■ TASK DATA:
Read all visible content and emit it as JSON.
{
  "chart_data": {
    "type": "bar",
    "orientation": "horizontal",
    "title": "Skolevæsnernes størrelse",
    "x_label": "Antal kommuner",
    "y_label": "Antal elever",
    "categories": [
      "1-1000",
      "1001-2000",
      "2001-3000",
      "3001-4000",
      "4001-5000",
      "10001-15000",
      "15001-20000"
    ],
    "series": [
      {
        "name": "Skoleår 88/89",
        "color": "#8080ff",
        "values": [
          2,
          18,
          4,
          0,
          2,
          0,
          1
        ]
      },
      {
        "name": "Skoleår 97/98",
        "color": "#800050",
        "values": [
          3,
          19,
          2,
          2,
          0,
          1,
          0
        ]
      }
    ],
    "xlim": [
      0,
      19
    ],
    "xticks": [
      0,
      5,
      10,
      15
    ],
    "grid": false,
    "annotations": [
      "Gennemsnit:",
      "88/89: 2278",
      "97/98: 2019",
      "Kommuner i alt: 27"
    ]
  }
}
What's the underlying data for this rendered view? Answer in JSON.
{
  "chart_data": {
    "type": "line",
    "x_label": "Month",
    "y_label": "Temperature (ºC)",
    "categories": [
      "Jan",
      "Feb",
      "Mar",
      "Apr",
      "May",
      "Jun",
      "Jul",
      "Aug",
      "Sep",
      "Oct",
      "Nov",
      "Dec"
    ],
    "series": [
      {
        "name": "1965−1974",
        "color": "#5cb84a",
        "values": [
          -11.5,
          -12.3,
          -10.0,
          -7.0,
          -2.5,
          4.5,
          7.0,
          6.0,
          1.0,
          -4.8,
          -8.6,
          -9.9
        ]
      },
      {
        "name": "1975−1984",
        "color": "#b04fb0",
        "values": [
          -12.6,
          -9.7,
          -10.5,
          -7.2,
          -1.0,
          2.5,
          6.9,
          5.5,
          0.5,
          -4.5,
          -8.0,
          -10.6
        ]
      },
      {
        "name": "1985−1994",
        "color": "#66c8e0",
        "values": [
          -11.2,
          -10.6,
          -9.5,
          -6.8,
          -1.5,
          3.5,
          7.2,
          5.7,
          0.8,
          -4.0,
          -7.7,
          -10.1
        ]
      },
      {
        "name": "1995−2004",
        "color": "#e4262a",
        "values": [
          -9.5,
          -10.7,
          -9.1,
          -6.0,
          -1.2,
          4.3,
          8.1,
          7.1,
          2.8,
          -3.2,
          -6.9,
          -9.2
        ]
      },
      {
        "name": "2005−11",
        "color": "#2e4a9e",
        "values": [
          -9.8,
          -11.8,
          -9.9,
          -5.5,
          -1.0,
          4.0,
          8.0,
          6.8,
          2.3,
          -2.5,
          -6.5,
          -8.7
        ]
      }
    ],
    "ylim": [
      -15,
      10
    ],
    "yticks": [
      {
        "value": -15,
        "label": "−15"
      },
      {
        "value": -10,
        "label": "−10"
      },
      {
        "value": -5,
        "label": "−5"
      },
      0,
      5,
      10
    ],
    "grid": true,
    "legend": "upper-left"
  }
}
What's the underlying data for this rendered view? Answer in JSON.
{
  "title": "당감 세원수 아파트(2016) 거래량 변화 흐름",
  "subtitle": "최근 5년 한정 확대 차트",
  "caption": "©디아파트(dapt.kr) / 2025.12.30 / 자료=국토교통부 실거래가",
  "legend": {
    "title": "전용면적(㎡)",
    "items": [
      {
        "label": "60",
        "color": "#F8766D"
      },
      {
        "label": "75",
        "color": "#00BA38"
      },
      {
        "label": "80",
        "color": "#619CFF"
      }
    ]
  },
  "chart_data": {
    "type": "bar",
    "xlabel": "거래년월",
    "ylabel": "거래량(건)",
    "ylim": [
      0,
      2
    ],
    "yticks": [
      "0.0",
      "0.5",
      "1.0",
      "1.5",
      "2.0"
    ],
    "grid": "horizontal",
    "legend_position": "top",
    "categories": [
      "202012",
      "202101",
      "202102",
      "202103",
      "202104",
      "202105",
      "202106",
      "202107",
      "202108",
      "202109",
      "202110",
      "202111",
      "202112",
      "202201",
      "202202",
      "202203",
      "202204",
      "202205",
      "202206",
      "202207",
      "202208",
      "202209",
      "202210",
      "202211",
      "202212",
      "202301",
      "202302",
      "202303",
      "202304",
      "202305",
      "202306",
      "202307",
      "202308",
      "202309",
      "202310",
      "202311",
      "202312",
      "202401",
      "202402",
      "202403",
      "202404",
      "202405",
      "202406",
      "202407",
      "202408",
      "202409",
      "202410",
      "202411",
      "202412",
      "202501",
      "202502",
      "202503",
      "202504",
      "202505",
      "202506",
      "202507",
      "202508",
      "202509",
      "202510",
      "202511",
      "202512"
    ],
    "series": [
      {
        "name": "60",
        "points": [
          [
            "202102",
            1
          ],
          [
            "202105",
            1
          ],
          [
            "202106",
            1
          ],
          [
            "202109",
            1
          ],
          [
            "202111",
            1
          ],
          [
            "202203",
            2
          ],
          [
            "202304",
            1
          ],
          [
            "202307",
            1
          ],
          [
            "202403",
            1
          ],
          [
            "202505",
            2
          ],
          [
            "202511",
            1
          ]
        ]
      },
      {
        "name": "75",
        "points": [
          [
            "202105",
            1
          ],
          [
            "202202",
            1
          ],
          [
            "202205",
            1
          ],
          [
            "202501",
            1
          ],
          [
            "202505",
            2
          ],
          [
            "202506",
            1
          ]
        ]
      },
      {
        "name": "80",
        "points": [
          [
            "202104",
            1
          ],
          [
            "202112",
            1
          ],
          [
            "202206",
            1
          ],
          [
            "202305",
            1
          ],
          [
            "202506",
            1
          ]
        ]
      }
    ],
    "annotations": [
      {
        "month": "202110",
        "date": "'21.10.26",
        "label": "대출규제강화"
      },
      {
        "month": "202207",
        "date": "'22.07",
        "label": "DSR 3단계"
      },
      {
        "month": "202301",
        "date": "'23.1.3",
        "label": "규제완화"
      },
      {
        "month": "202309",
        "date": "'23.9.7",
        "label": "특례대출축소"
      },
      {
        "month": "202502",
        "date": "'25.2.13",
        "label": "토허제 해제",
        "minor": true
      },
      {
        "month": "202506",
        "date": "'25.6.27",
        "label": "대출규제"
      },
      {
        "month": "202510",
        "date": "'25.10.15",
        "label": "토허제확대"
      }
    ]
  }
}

■ EXERCISE BRIEF:
Check each line of the records for the word "grid" and extract those that contain it.

■ PROBLEM SOLUTION:
    "grid": false,
    "grid": true,
    "grid": "horizontal",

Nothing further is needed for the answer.